▸ PROBLEM TO SOLVE
Every record below should be retyped exactly, and no picture should appear in the copy.
◇ ◇ ◇ ◇ ◇ ◇ ◇
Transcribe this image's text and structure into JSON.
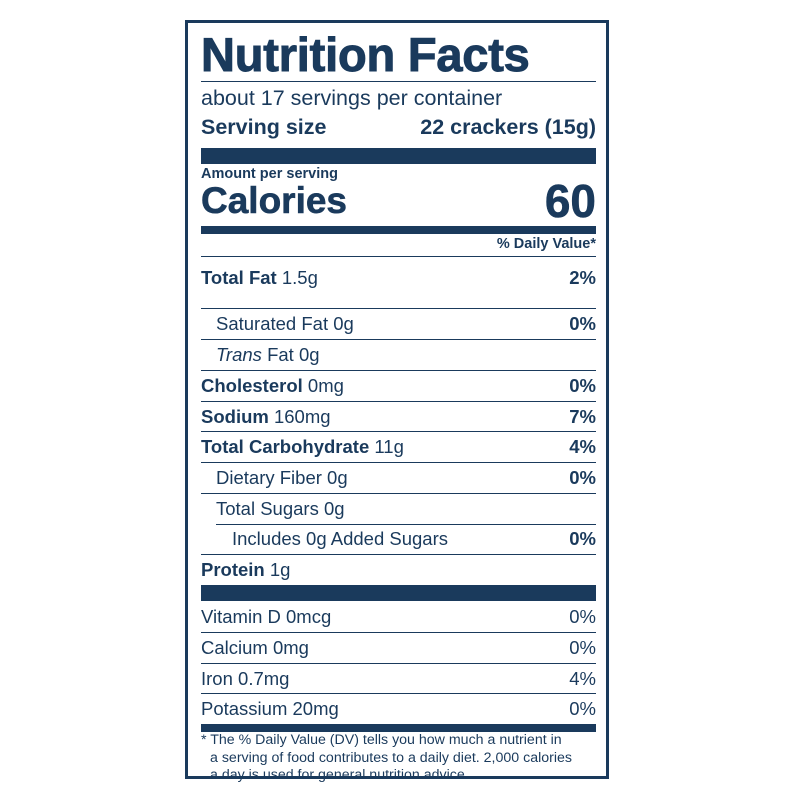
{
  "title": "Nutrition Facts",
  "servings_per_container": "about 17 servings per container",
  "serving_size": {
    "label": "Serving size",
    "value": "22 crackers (15g)"
  },
  "amount_per_serving": "Amount per serving",
  "calories": {
    "label": "Calories",
    "value": "60"
  },
  "daily_value_header": "% Daily Value*",
  "nutrients": [
    {
      "name": "Total Fat",
      "amount": "1.5g",
      "dv": "2%"
    },
    {
      "name": "Saturated Fat",
      "amount": "0g",
      "dv": "0%"
    },
    {
      "name_italic": "Trans",
      "name": "Fat",
      "amount": "0g",
      "dv": ""
    },
    {
      "name": "Cholesterol",
      "amount": "0mg",
      "dv": "0%"
    },
    {
      "name": "Sodium",
      "amount": "160mg",
      "dv": "7%"
    },
    {
      "name": "Total Carbohydrate",
      "amount": "11g",
      "dv": "4%"
    },
    {
      "name": "Dietary Fiber",
      "amount": "0g",
      "dv": "0%"
    },
    {
      "name": "Total Sugars",
      "amount": "0g",
      "dv": ""
    },
    {
      "name": "Includes 0g Added Sugars",
      "amount": "",
      "dv": "0%"
    },
    {
      "name": "Protein",
      "amount": "1g",
      "dv": ""
    }
  ],
  "vitamins": [
    {
      "name": "Vitamin D",
      "amount": "0mcg",
      "dv": "0%"
    },
    {
      "name": "Calcium",
      "amount": "0mg",
      "dv": "0%"
    },
    {
      "name": "Iron",
      "amount": "0.7mg",
      "dv": "4%"
    },
    {
      "name": "Potassium",
      "amount": "20mg",
      "dv": "0%"
    }
  ],
  "footnote": [
    "* The % Daily Value (DV) tells you how much a nutrient in",
    "a serving of food contributes to a daily diet. 2,000 calories",
    "a day is used for general nutrition advice."
  ],
  "colors": {
    "ink": "#1a3a5c",
    "background": "#ffffff"
  }
}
◇ ◇ ◇ ◇ ◇ ◇ ◇
▸ EXPECTED ANSWER
Transcribe this image's text and structure into JSON.
{
  "title": "Nutrition Facts",
  "servings_per_container": "about 17 servings per container",
  "serving_size": {
    "label": "Serving size",
    "value": "22 crackers (15g)"
  },
  "amount_per_serving": "Amount per serving",
  "calories": {
    "label": "Calories",
    "value": "60"
  },
  "daily_value_header": "% Daily Value*",
  "nutrients": [
    {
      "name": "Total Fat",
      "amount": "1.5g",
      "dv": "2%"
    },
    {
      "name": "Saturated Fat",
      "amount": "0g",
      "dv": "0%"
    },
    {
      "name_italic": "Trans",
      "name": "Fat",
      "amount": "0g",
      "dv": ""
    },
    {
      "name": "Cholesterol",
      "amount": "0mg",
      "dv": "0%"
    },
    {
      "name": "Sodium",
      "amount": "160mg",
      "dv": "7%"
    },
    {
      "name": "Total Carbohydrate",
      "amount": "11g",
      "dv": "4%"
    },
    {
      "name": "Dietary Fiber",
      "amount": "0g",
      "dv": "0%"
    },
    {
      "name": "Total Sugars",
      "amount": "0g",
      "dv": ""
    },
    {
      "name": "Includes 0g Added Sugars",
      "amount": "",
      "dv": "0%"
    },
    {
      "name": "Protein",
      "amount": "1g",
      "dv": ""
    }
  ],
  "vitamins": [
    {
      "name": "Vitamin D",
      "amount": "0mcg",
      "dv": "0%"
    },
    {
      "name": "Calcium",
      "amount": "0mg",
      "dv": "0%"
    },
    {
      "name": "Iron",
      "amount": "0.7mg",
      "dv": "4%"
    },
    {
      "name": "Potassium",
      "amount": "20mg",
      "dv": "0%"
    }
  ],
  "footnote": [
    "* The % Daily Value (DV) tells you how much a nutrient in",
    "a serving of food contributes to a daily diet. 2,000 calories",
    "a day is used for general nutrition advice."
  ],
  "colors": {
    "ink": "#1a3a5c",
    "background": "#ffffff"
  }
}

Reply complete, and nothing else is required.